_SOURCE PASSAGE_:
The basal cell layer contains dendritic pigment-producing cells called melanocytes. Although all melanocytes have the ability to synthesize melanin and originate from same embryonic cells known as neural crest cells (NCC), their individual roles in each target location go much beyond just producing melanin. The embryonic progenitors of the pigment-producing melanocytes found in the skin, meninges, heart, and ears are called melanoblasts. Melanocytes’ life cycle involves various steps comprising lineage specification from embryonic neural crest cells, migration and proliferation of melanoblasts, differentiation of melanoblasts into melanocytes, their maturation, transport of mature melanosomes to keratinocytes, and eventual cell death. While hair melanocytes pass away at the end of the 3–8 year long hair cycle, epidermal melanocytes have a long lifespan.
Some studies have shown the possibility and prospects of mesenchymal stem cells used in tissue engineering skin. The establishment of tissue-engineered skin could solve the problems of cells, scaffolds, and growth stimulation signals. The human hair bulge contains melanoblasts, which have been defined as the amelanotic precursor cells of melanocytes. They serve as a source of stem cells for the periodic hair cycle. They may develop first from neural crest cells or secondarily from Schwann cell precursors, another type of NCC-derived cell. Previous published reports reveal that there is a major difference in functional characteristics of melanocytes between mice and human. One significant distinction is that in mice, amelanotic melanoblasts are seen not only in the hair bulge but also in the epidermis (non-hairy part). This prompts the question of whether the interfollicular epidermis of humans also has a population of amelanotic melanoblasts that would serve as a comparable source of stem cells.
In a new study conducted by Swiss scientists at the University Children’s Hospital Zurich, University of Zurich: Dr. Katarzyna Michalak-Micka, Dr. Vanessa Buchler, Natalia Zapiorkowska-Blumer, PD Dr. Thomas Biedermann and PD Dr. Agnes S. Klar conducted elegant molecular and cellular studies to characterize melanocyte subpopulations in the interfollicular human epidermis. The research team looked at whether the interfollicular epidermis of humans contains populations of mature and precursor melanocytes. Authors performed confocal imaging of triple immunofluorescence co-staining for cKit, CD90, HMB45 and Laminin 5 to image mature and progenitor melanocytes in the epidermal basement membrane. Knowledge of melanocyte population homoeostasis and its recovery after injury significantly depends on the accurate identification and detailed characterization of the many melanocyte cell groups. The current investigation found three distinct kinds of melanocytes subpopulations in the human interfollicular epidermis: cKit+CD90–, cKit+CD90+, and cKitCD90+. The discovery of the Kit tyrosine kinase receptor (cKit) as a marker uniquely expressed in mature, melanin-producing melanocytes is noteworthy. The research work is now published in the journal Cell Reports.
The researchers showed that only cKitCD90+ cells are melanocyte progenitor cells, whereas cKit+CD90– cells are pigmented melanocytes that have undergone full differentiation. Additional in vivo studies using pigmented dermo-epidermal replacements demonstrated that melanocyte cKit expression is crucial for the pigmentation of skin grafts in vivo (melDESSs). They observed that while cKit+CD90– melanocytes had the maximum degree of melanin expression, cKit+CD90+ cells had a moderate quantity of melanin, and cKitCD90+ cells barely produced any melanin pigment in the corresponding melDESSs. According to recent findings, cKit signaling is necessary for the differentiation of human interfollicular melanocytes.

_WHAT YOU SHOULD DO_:
Can you extract, word for word, the part of the melanocyte passage that opens with the words containing "The basal cell" and closes with "a long lifespan."? These records were drawn from a separate source.

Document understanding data
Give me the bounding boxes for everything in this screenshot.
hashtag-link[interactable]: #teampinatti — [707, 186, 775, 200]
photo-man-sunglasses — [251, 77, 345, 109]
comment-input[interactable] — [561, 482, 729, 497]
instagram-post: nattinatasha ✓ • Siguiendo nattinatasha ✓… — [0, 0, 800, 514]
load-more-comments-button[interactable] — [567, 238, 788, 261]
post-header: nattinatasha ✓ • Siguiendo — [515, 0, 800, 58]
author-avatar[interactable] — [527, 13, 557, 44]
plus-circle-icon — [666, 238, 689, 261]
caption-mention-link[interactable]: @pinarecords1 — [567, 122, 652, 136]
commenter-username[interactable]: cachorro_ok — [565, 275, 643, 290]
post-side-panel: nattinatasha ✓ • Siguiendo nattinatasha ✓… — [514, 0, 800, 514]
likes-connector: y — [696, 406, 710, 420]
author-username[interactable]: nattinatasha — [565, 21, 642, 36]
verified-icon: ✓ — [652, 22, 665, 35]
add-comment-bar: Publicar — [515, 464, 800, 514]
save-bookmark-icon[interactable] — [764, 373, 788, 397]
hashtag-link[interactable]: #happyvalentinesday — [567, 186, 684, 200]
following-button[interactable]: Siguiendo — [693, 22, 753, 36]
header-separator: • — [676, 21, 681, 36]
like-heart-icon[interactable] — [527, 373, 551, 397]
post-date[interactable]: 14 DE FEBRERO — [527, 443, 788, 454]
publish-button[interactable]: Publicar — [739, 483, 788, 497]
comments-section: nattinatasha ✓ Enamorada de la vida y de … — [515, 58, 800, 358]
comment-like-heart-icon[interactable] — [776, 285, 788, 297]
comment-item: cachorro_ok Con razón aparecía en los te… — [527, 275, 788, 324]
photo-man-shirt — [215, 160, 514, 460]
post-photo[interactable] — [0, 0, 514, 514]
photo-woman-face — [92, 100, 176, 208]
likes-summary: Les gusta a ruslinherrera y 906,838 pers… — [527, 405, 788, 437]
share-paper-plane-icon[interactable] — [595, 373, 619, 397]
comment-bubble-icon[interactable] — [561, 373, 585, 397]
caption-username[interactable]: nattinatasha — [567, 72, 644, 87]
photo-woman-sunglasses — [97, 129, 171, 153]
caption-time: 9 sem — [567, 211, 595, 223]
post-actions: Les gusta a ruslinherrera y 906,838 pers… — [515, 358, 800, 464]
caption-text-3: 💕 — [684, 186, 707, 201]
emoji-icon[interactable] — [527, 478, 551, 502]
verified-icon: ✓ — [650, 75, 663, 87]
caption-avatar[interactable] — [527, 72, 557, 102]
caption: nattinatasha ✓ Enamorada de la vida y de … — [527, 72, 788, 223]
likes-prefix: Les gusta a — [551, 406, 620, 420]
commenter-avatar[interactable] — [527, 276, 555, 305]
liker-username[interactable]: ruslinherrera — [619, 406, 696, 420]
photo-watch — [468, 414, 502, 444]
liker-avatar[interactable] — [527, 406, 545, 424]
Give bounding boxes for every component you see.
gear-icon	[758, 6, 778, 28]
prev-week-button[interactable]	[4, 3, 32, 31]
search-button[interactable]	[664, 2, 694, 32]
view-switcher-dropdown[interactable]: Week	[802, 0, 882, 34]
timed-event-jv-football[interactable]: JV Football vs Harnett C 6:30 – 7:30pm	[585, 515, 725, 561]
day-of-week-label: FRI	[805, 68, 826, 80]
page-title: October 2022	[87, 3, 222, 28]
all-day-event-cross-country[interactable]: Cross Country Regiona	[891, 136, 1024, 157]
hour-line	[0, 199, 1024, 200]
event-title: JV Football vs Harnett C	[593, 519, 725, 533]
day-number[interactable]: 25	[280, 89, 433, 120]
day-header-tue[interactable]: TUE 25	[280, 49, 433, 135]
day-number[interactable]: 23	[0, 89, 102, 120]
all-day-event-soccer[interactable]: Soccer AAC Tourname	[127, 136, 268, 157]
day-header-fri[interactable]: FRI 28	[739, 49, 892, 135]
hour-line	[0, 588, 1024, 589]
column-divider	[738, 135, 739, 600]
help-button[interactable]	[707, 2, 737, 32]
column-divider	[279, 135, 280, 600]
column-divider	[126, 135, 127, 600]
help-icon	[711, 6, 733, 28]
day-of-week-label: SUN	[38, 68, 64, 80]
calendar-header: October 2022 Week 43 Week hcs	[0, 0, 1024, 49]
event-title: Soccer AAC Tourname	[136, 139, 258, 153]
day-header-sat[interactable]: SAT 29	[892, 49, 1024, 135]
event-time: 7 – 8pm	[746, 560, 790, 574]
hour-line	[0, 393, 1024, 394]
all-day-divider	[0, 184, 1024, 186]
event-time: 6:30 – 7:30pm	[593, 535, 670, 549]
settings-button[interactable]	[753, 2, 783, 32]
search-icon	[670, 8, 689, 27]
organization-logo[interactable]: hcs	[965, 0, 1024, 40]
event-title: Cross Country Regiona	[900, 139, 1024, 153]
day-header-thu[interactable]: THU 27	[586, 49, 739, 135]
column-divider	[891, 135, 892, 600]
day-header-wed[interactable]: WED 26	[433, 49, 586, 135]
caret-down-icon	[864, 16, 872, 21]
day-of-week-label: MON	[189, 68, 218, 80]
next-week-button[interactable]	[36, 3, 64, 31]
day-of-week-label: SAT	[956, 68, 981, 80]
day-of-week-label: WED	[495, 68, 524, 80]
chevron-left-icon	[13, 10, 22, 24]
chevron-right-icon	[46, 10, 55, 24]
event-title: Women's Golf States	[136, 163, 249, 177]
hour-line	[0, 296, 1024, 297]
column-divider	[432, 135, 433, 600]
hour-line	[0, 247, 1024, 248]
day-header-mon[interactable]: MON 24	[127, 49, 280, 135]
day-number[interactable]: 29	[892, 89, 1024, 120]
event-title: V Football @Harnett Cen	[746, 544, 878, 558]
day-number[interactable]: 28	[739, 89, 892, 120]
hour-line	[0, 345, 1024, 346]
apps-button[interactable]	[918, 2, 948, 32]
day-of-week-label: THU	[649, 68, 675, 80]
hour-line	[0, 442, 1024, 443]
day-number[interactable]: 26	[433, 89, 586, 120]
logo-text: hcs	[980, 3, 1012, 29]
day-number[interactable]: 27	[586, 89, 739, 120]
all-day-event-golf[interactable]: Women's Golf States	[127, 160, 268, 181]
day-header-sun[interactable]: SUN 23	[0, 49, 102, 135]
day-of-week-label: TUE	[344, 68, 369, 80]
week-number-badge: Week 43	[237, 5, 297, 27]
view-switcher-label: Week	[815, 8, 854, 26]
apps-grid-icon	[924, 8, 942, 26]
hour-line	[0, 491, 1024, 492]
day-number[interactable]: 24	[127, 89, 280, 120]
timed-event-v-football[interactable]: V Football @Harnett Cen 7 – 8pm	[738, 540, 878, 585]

_WORKED SOLUTION_:
The basal cell layer contains dendritic pigment-producing cells called melanocytes. Although all melanocytes have the ability to synthesize melanin and originate from same embryonic cells known as neural crest cells (NCC), their individual roles in each target location go much beyond just producing melanin. The embryonic progenitors of the pigment-producing melanocytes found in the skin, meninges, heart, and ears are called melanoblasts. Melanocytes’ life cycle involves various steps comprising lineage specification from embryonic neural crest cells, migration and proliferation of melanoblasts, differentiation of melanoblasts into melanocytes, their maturation, transport of mature melanosomes to keratinocytes, and eventual cell death. While hair melanocytes pass away at the end of the 3–8 year long hair cycle, epidermal melanocytes have a long lifespan.